* start Data shown *
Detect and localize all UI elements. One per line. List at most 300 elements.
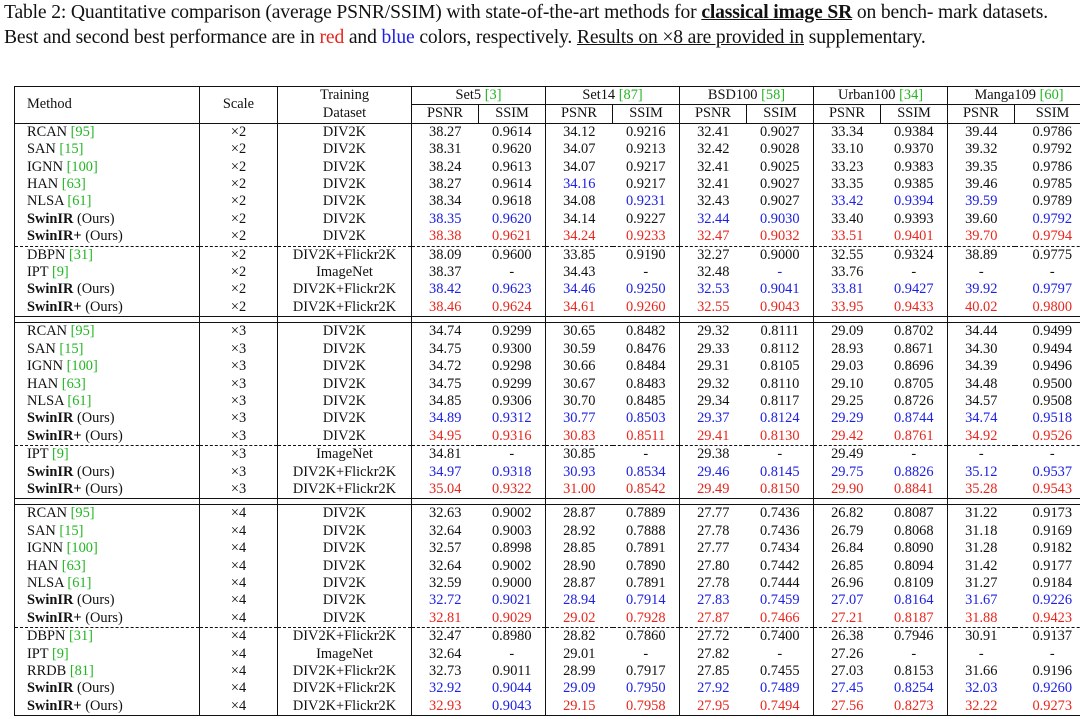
method-name: SwinIR (27, 210, 74, 227)
ssim-value: 0.9027 (747, 176, 814, 193)
ssim-value: 0.9322 (479, 481, 546, 499)
method-ref: [63] (61, 176, 86, 193)
ssim-value: - (881, 264, 948, 281)
psnr-value: 38.27 (429, 176, 462, 193)
psnr-value: 29.49 (814, 446, 881, 464)
caption-results-note: Results on ×8 are provided in (576, 26, 805, 48)
method-name: SwinIR (27, 410, 74, 427)
table-row (15, 698, 1080, 716)
psnr-value: 30.70 (563, 392, 596, 409)
psnr-value: 34.44 (965, 323, 998, 340)
psnr-value: 28.87 (563, 505, 596, 522)
ssim-value: 0.9614 (479, 176, 546, 193)
method-name: HAN (27, 557, 59, 574)
scale-cell: ×3 (200, 393, 278, 410)
scale-cell: ×4 (200, 523, 278, 540)
psnr-value: 27.83 (697, 592, 730, 609)
ssim-value: 0.9003 (479, 523, 546, 540)
psnr-value: 29.75 (831, 463, 864, 480)
psnr-value: 32.92 (429, 680, 462, 697)
header-dataset-set5: Set5 [3] (412, 87, 546, 105)
psnr-value: 35.04 (429, 480, 462, 497)
scale-cell: ×2 (200, 159, 278, 176)
method-ref: [63] (61, 375, 86, 392)
table-row (15, 481, 1080, 499)
ssim-value: 0.7888 (613, 523, 680, 540)
psnr-value: 30.85 (546, 446, 613, 464)
ssim-value: 0.9137 (1015, 628, 1080, 646)
training-dataset-cell: DIV2K (278, 159, 412, 176)
ssim-value: 0.8761 (881, 428, 948, 446)
ssim-value: - (747, 646, 814, 663)
ssim-value: 0.9624 (479, 299, 546, 317)
ssim-value: 0.9543 (1015, 481, 1080, 499)
ssim-value: 0.8254 (881, 680, 948, 697)
ssim-value: 0.7400 (747, 628, 814, 646)
psnr-value: 32.55 (697, 298, 730, 315)
ssim-value: 0.9620 (479, 211, 546, 228)
method-name: SwinIR+ (27, 298, 82, 315)
scale-cell: ×3 (200, 481, 278, 499)
ssim-value: 0.9797 (1015, 281, 1080, 298)
psnr-value: 34.48 (965, 375, 998, 392)
ssim-value: 0.9173 (1015, 505, 1080, 523)
ssim-value: 0.9786 (1015, 159, 1080, 176)
ssim-value: 0.9427 (881, 281, 948, 298)
ssim-value: 0.9792 (1015, 211, 1080, 228)
table-row (15, 393, 1080, 410)
method-ref: [9] (51, 264, 69, 281)
scale-cell: ×3 (200, 341, 278, 358)
psnr-value: 39.46 (965, 176, 998, 193)
method-ref: (Ours) (85, 480, 123, 497)
ssim-value: 0.8112 (747, 341, 814, 358)
psnr-value: 34.95 (429, 427, 462, 444)
method-ref: [61] (67, 574, 92, 591)
scale-cell: ×2 (200, 193, 278, 210)
header-ssim: SSIM (1015, 105, 1080, 123)
scale-cell: ×4 (200, 505, 278, 523)
ssim-value: 0.9025 (747, 159, 814, 176)
ssim-value: - (479, 646, 546, 663)
training-dataset-cell: DIV2K (278, 211, 412, 228)
caption-mid1: on bench- mark datasets. Best and second best performance are in (4, 2, 1049, 48)
psnr-value: 33.85 (546, 246, 613, 264)
psnr-value: 34.74 (429, 323, 462, 340)
psnr-value: 28.82 (546, 628, 613, 646)
method-ref: [95] (70, 505, 95, 522)
psnr-value: 29.33 (697, 340, 730, 357)
ssim-value: 0.9508 (1015, 393, 1080, 410)
training-dataset-cell: DIV2K (278, 358, 412, 375)
training-dataset-cell: DIV2K+Flickr2K (278, 246, 412, 264)
method-cell (15, 481, 200, 499)
psnr-value: 29.41 (697, 427, 730, 444)
ssim-value: 0.9383 (881, 159, 948, 176)
psnr-value: - (978, 645, 984, 662)
scale-cell: ×3 (200, 446, 278, 464)
psnr-value: 30.65 (563, 323, 596, 340)
header-dataset-manga109: Manga109 [60] (948, 87, 1080, 105)
scale-cell: ×2 (200, 299, 278, 317)
ssim-value: 0.9196 (1015, 663, 1080, 680)
method-name: SwinIR (27, 463, 74, 480)
scale-cell: ×3 (200, 410, 278, 427)
ssim-value: 0.9775 (1015, 246, 1080, 264)
psnr-value: 26.84 (831, 540, 864, 557)
psnr-value: 39.59 (965, 193, 998, 210)
method-name: NLSA (27, 193, 64, 210)
ssim-value: 0.9021 (479, 592, 546, 609)
method-name: NLSA (27, 574, 64, 591)
psnr-value: 32.22 (948, 698, 1015, 716)
method-cell (15, 446, 200, 464)
training-dataset-cell: DIV2K+Flickr2K (278, 464, 412, 481)
method-name: IGNN (27, 358, 63, 375)
training-dataset-cell: DIV2K (278, 341, 412, 358)
ssim-value: 0.9786 (1015, 123, 1080, 141)
ssim-value: 0.9260 (613, 299, 680, 317)
method-cell (15, 323, 200, 341)
psnr-value: 28.90 (563, 557, 596, 574)
ssim-value: 0.9032 (747, 228, 814, 246)
method-cell (15, 575, 200, 592)
psnr-value: 32.41 (697, 123, 730, 140)
method-cell (15, 558, 200, 575)
psnr-value: 26.82 (831, 505, 864, 522)
header-psnr: PSNR (948, 105, 1015, 123)
ssim-value: 0.7455 (747, 663, 814, 680)
scale-cell: ×2 (200, 228, 278, 246)
header-scale: Scale (200, 87, 278, 124)
ssim-value: 0.9600 (479, 246, 546, 264)
ssim-value: 0.8164 (881, 592, 948, 609)
method-cell (15, 341, 200, 358)
method-cell (15, 646, 200, 663)
table-row (15, 523, 1080, 540)
ssim-value: 0.9794 (1015, 228, 1080, 246)
header-ssim: SSIM (613, 105, 680, 123)
psnr-value: 29.10 (831, 375, 864, 392)
psnr-value: 30.66 (563, 358, 596, 375)
ssim-value: - (613, 264, 680, 281)
psnr-value: 27.72 (680, 628, 747, 646)
psnr-value: 33.35 (831, 176, 864, 193)
method-cell (15, 281, 200, 298)
ssim-value: 0.8534 (613, 464, 680, 481)
ssim-value: 0.7466 (747, 610, 814, 628)
ssim-value: 0.8476 (613, 341, 680, 358)
ssim-value: 0.9000 (479, 575, 546, 592)
training-dataset-cell: DIV2K+Flickr2K (278, 299, 412, 317)
ssim-value: 0.8482 (613, 323, 680, 341)
psnr-value: 27.78 (697, 522, 730, 539)
psnr-value: 34.24 (563, 228, 596, 245)
psnr-value: 30.93 (563, 463, 596, 480)
psnr-value: 33.51 (831, 228, 864, 245)
ssim-value: 0.9496 (1015, 358, 1080, 375)
ssim-value: 0.8702 (881, 323, 948, 341)
ssim-value: 0.7860 (613, 628, 680, 646)
header-dataset-urban100: Urban100 [34] (814, 87, 948, 105)
ssim-value: 0.8117 (747, 393, 814, 410)
psnr-value: 27.87 (697, 609, 730, 626)
method-name: SwinIR+ (27, 228, 82, 245)
scale-cell: ×4 (200, 575, 278, 592)
method-name: IPT (27, 645, 49, 662)
psnr-value: 40.02 (965, 298, 998, 315)
table-body (15, 123, 1080, 715)
psnr-value: 38.42 (429, 281, 462, 298)
psnr-value: 27.80 (697, 557, 730, 574)
ssim-value: 0.8980 (479, 628, 546, 646)
psnr-value: 31.88 (965, 609, 998, 626)
psnr-value: 34.12 (563, 123, 596, 140)
psnr-value: 33.81 (831, 281, 864, 298)
psnr-value: 32.64 (429, 557, 462, 574)
psnr-value: 32.43 (697, 193, 730, 210)
training-dataset-cell: DIV2K+Flickr2K (278, 481, 412, 499)
method-ref: (Ours) (77, 680, 115, 697)
caption-prefix: Table 2: Quantitative comparison (average PSNR/SSIM) with state-of-the-art methods for (4, 2, 702, 23)
psnr-value: - (978, 264, 984, 281)
ssim-value: 0.7436 (747, 523, 814, 540)
method-ref: (Ours) (77, 410, 115, 427)
psnr-value: 38.09 (412, 246, 479, 264)
psnr-value: 34.16 (563, 176, 596, 193)
psnr-value: 33.40 (831, 210, 864, 227)
training-dataset-cell: ImageNet (278, 264, 412, 281)
psnr-value: 34.61 (563, 298, 596, 315)
psnr-value: 29.09 (831, 323, 864, 340)
ssim-value: 0.9800 (1015, 299, 1080, 317)
ssim-value: 0.9494 (1015, 341, 1080, 358)
method-name: SAN (27, 522, 56, 539)
ssim-value: 0.9250 (613, 281, 680, 298)
ssim-value: 0.9300 (479, 341, 546, 358)
ssim-value: 0.7436 (747, 505, 814, 523)
psnr-value: 33.76 (831, 264, 864, 281)
method-ref: [61] (67, 193, 92, 210)
method-ref: [31] (69, 246, 93, 263)
training-dataset-cell: DIV2K (278, 410, 412, 427)
ssim-value: 0.7917 (613, 663, 680, 680)
header-training-1: Training (278, 87, 412, 105)
psnr-value: 29.37 (697, 410, 730, 427)
psnr-value: 39.44 (965, 123, 998, 140)
table-row (15, 646, 1080, 663)
psnr-value: 34.75 (429, 340, 462, 357)
method-ref: [95] (70, 323, 95, 340)
psnr-value: 38.38 (429, 228, 462, 245)
ssim-value: 0.9043 (747, 299, 814, 317)
training-dataset-cell: ImageNet (278, 446, 412, 464)
table-caption (4, 1, 1078, 50)
psnr-value: - (948, 446, 1015, 464)
method-name: SwinIR+ (27, 697, 82, 714)
psnr-value: 28.94 (563, 592, 596, 609)
psnr-value: 32.63 (429, 505, 462, 522)
scale-cell: ×3 (200, 376, 278, 393)
psnr-value: 29.02 (563, 609, 596, 626)
ssim-value: 0.9623 (479, 281, 546, 298)
method-cell (15, 123, 200, 141)
training-dataset-cell: DIV2K (278, 505, 412, 523)
training-dataset-cell: DIV2K (278, 193, 412, 210)
ssim-value: 0.8484 (613, 358, 680, 375)
header-ssim: SSIM (881, 105, 948, 123)
ssim-value: 0.8145 (747, 464, 814, 481)
table-row (15, 246, 1080, 264)
ssim-value: 0.9324 (881, 246, 948, 264)
ssim-value: 0.9789 (1015, 193, 1080, 210)
table-row (15, 628, 1080, 646)
psnr-value: 32.64 (429, 645, 462, 662)
ssim-value: 0.7889 (613, 505, 680, 523)
scale-cell: ×4 (200, 663, 278, 680)
method-name: RCAN (27, 123, 67, 140)
ssim-value: 0.9499 (1015, 323, 1080, 341)
training-dataset-cell: DIV2K+Flickr2K (278, 680, 412, 697)
table-row (15, 281, 1080, 298)
header-ssim: SSIM (747, 105, 814, 123)
ssim-value: 0.9316 (479, 428, 546, 446)
method-ref: (Ours) (85, 609, 123, 626)
ssim-value: 0.9537 (1015, 464, 1080, 481)
method-name: HAN (27, 375, 59, 392)
method-name: IGNN (27, 158, 63, 175)
psnr-value: 33.34 (831, 123, 864, 140)
method-name: SwinIR (27, 281, 74, 298)
training-dataset-cell: DIV2K+Flickr2K (278, 663, 412, 680)
psnr-value: 32.47 (412, 628, 479, 646)
psnr-value: 31.18 (965, 522, 998, 539)
table-row (15, 193, 1080, 210)
psnr-value: 32.03 (965, 680, 998, 697)
ssim-value: 0.8485 (613, 393, 680, 410)
psnr-value: 39.35 (965, 158, 998, 175)
psnr-value: 30.77 (563, 410, 596, 427)
ssim-value: - (1015, 446, 1080, 464)
psnr-value: 34.74 (965, 410, 998, 427)
ssim-value: 0.9226 (1015, 592, 1080, 609)
psnr-value: 38.37 (429, 264, 462, 281)
table-row (15, 323, 1080, 341)
caption-highlight: classical image SR (701, 2, 853, 23)
scale-cell: ×2 (200, 281, 278, 298)
psnr-value: 32.53 (697, 281, 730, 298)
ssim-value: 0.7434 (747, 540, 814, 557)
scale-cell: ×4 (200, 610, 278, 628)
ssim-value: 0.9620 (479, 141, 546, 158)
psnr-value: 32.27 (680, 246, 747, 264)
table-row (15, 680, 1080, 697)
ssim-value: 0.7958 (613, 698, 680, 716)
psnr-value: 31.28 (965, 540, 998, 557)
ssim-value: 0.7459 (747, 592, 814, 609)
ssim-value: - (613, 646, 680, 663)
ssim-value: 0.9002 (479, 558, 546, 575)
ssim-value: 0.8068 (881, 523, 948, 540)
method-ref: (Ours) (77, 210, 115, 227)
training-dataset-cell: DIV2K+Flickr2K (278, 698, 412, 716)
psnr-value: 32.42 (697, 141, 730, 158)
method-ref: [31] (69, 628, 93, 645)
table-row (15, 558, 1080, 575)
caption-mid3: colors, respectively. (414, 26, 577, 48)
ssim-value: 0.9306 (479, 393, 546, 410)
psnr-value: 38.24 (429, 158, 462, 175)
method-cell (15, 176, 200, 193)
method-cell (15, 393, 200, 410)
ssim-value: 0.9299 (479, 376, 546, 393)
psnr-value: 34.46 (563, 281, 596, 298)
psnr-value: 38.34 (429, 193, 462, 210)
ssim-value: 0.8153 (881, 663, 948, 680)
ssim-value: 0.8273 (881, 698, 948, 716)
ssim-value: 0.8111 (747, 323, 814, 341)
psnr-value: 34.57 (965, 392, 998, 409)
ssim-value: 0.9518 (1015, 410, 1080, 427)
ssim-value: 0.9028 (747, 141, 814, 158)
psnr-value: 30.59 (563, 340, 596, 357)
header-dataset-bsd100: BSD100 [58] (680, 87, 814, 105)
scale-cell: ×4 (200, 680, 278, 697)
ssim-value: 0.7891 (613, 540, 680, 557)
psnr-value: 29.46 (697, 463, 730, 480)
psnr-value: 27.77 (697, 505, 730, 522)
psnr-value: 35.12 (965, 463, 998, 480)
ssim-value: 0.9298 (479, 358, 546, 375)
method-ref: (Ours) (85, 697, 123, 714)
table-row (15, 376, 1080, 393)
psnr-value: 29.38 (680, 446, 747, 464)
psnr-value: 26.85 (831, 557, 864, 574)
psnr-value: 29.42 (831, 427, 864, 444)
psnr-value: 39.60 (965, 210, 998, 227)
method-ref: [100] (66, 158, 98, 175)
table-row (15, 663, 1080, 680)
table-row (15, 159, 1080, 176)
psnr-value: 26.79 (831, 522, 864, 539)
ssim-value: 0.9299 (479, 323, 546, 341)
ssim-value: 0.9233 (613, 228, 680, 246)
ssim-value: 0.8503 (613, 410, 680, 427)
caption-suffix: supplementary. (804, 26, 926, 48)
training-dataset-cell: DIV2K (278, 141, 412, 158)
ssim-value: 0.8094 (881, 558, 948, 575)
scale-cell: ×2 (200, 141, 278, 158)
method-name: IPT (27, 264, 49, 281)
ssim-value: 0.9500 (1015, 376, 1080, 393)
training-dataset-cell: DIV2K (278, 610, 412, 628)
ssim-value: 0.8744 (881, 410, 948, 427)
training-dataset-cell: DIV2K (278, 376, 412, 393)
psnr-value: 29.32 (697, 375, 730, 392)
method-name: SAN (27, 340, 56, 357)
psnr-value: 32.81 (429, 609, 462, 626)
psnr-value: 27.56 (814, 698, 881, 716)
psnr-value: 32.59 (429, 574, 462, 591)
psnr-value: 38.46 (429, 298, 462, 315)
ssim-value: 0.9394 (881, 193, 948, 210)
scale-cell: ×3 (200, 358, 278, 375)
ssim-value: 0.9401 (881, 228, 948, 246)
ssim-value: 0.7891 (613, 575, 680, 592)
ssim-value: 0.9433 (881, 299, 948, 317)
ssim-value: 0.9190 (613, 246, 680, 264)
ssim-value: 0.9030 (747, 211, 814, 228)
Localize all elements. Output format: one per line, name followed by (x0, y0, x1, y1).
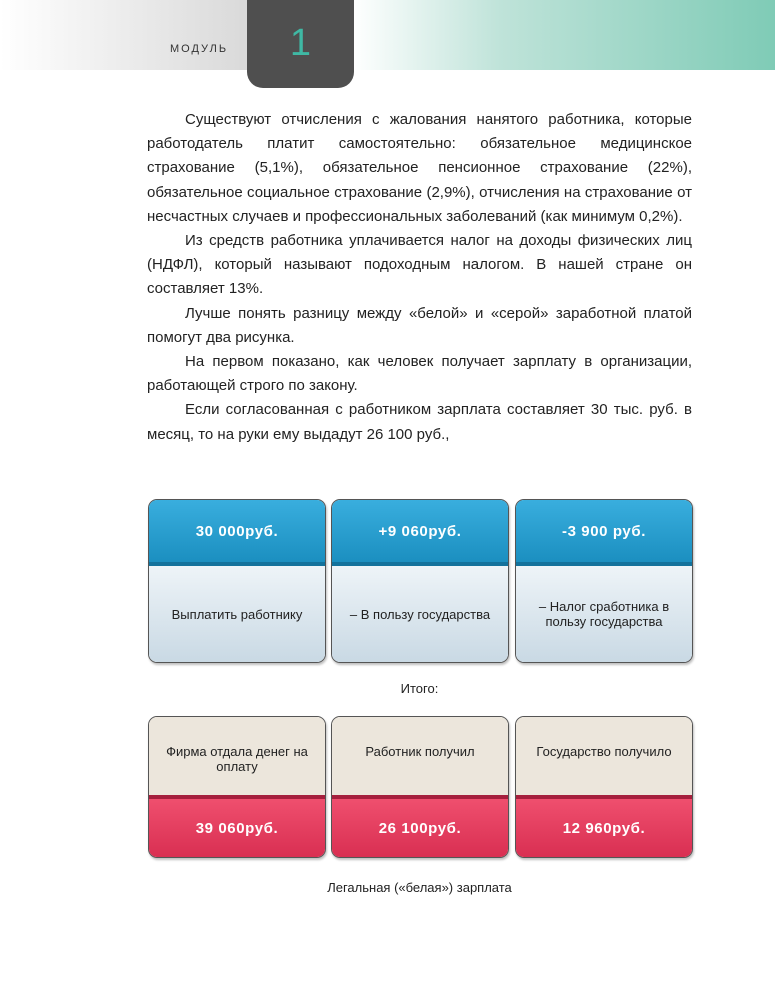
card-income-tax (515, 499, 693, 663)
paragraph: Лучше понять разницу между «белой» и «серой» заработной платой помогут два рисунка. (147, 304, 692, 346)
card-worker-received (331, 716, 509, 858)
card-description: Государство получило (516, 717, 692, 795)
module-number-tab (247, 0, 354, 88)
paragraph: Если согласованная с работником зарплата составляет 30 тыс. руб. в месяц, то на руки ему выдадут 26 100 руб., (147, 401, 692, 443)
card-state-contribution (331, 499, 509, 663)
module-label: МОДУЛЬ (170, 43, 229, 55)
card-amount: 12 960руб. (516, 795, 692, 857)
header-left-band (0, 0, 250, 70)
card-description: – Налог сработника в пользу государства (516, 566, 692, 662)
card-amount: 30 000руб. (149, 500, 325, 566)
card-amount: 26 100руб. (332, 795, 508, 857)
card-company-paid (148, 716, 326, 858)
card-description: Работник получил (332, 717, 508, 795)
paragraph: Существуют отчисления с жалования нанятого работника, которые работодатель платит самостоятельно: обязательное медицинское страхование (5,1%), обязательное пенсионное страхование (22%), обязательное социальное страхование (2,9%), отчисления на страхование от несчастных случаев и профессиональных заболеваний (как минимум 0,2%). (147, 111, 692, 225)
total-label: Итого: (400, 681, 439, 696)
body-text (147, 108, 692, 447)
card-pay-worker (148, 499, 326, 663)
module-number: 1 (289, 22, 312, 64)
card-description: Выплатить работнику (149, 566, 325, 662)
figure-caption: Легальная («белая») зарплата (327, 880, 512, 895)
card-description: Фирма отдала денег на оплату (149, 717, 325, 795)
card-description: – В пользу государства (332, 566, 508, 662)
card-state-received (515, 716, 693, 858)
card-amount: +9 060руб. (332, 500, 508, 566)
paragraph: На первом показано, как человек получает зарплату в организации, работающей строго по закону. (147, 353, 692, 395)
paragraph: Из средств работника уплачивается налог на доходы физических лиц (НДФЛ), который называют подоходным налогом. В нашей стране он составляет 13%. (147, 232, 692, 298)
header-right-band (352, 0, 775, 70)
card-amount: -3 900 руб. (516, 500, 692, 566)
card-amount: 39 060руб. (149, 795, 325, 857)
* end Data shown *
_Directions_. Recast the lines of the material above as a numbered list with no blank lines, starting with the line that contains "method-name: SwinIR (27, 210, 74, 227)" and going on through the line that contains "psnr-value: 29.49 (814, 446, 881, 464)".

_Problem solution_.
1. method-name: SwinIR (27, 210, 74, 227)
2. ssim-value: 0.9027 (747, 176, 814, 193)
3. ssim-value: 0.9322 (479, 481, 546, 499)
4. method-ref: [63] (61, 176, 86, 193)
5. ssim-value: - (881, 264, 948, 281)
6. psnr-value: 38.27 (429, 176, 462, 193)
7. psnr-value: 29.49 (814, 446, 881, 464)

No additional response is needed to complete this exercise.